(Goal) Find each line with "total" and copy it.
Begin
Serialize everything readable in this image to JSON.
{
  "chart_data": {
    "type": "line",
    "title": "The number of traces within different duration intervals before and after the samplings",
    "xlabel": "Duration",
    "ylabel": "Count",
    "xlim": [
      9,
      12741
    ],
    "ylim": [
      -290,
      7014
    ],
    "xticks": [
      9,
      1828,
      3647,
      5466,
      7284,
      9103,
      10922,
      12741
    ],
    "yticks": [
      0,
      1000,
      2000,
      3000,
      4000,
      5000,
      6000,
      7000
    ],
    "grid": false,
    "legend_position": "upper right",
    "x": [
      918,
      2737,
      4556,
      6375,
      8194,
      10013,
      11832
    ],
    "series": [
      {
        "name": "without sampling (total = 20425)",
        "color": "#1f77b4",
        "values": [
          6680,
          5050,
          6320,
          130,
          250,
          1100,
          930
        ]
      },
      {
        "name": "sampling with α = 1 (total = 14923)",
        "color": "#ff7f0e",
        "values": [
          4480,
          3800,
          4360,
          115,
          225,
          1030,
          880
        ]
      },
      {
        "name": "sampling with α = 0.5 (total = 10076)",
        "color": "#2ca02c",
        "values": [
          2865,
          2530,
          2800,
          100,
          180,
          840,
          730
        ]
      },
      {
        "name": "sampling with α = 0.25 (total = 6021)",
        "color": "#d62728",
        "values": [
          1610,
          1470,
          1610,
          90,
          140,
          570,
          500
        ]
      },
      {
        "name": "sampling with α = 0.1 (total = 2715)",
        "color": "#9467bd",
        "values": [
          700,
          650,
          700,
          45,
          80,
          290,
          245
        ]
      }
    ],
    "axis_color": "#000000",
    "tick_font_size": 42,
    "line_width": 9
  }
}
End
(Expected output)
        "name": "without sampling (total = 20425)",
        "name": "sampling with α = 1 (total = 14923)",
        "name": "sampling with α = 0.5 (total = 10076)",
        "name": "sampling with α = 0.25 (total = 6021)",
        "name": "sampling with α = 0.1 (total = 2715)",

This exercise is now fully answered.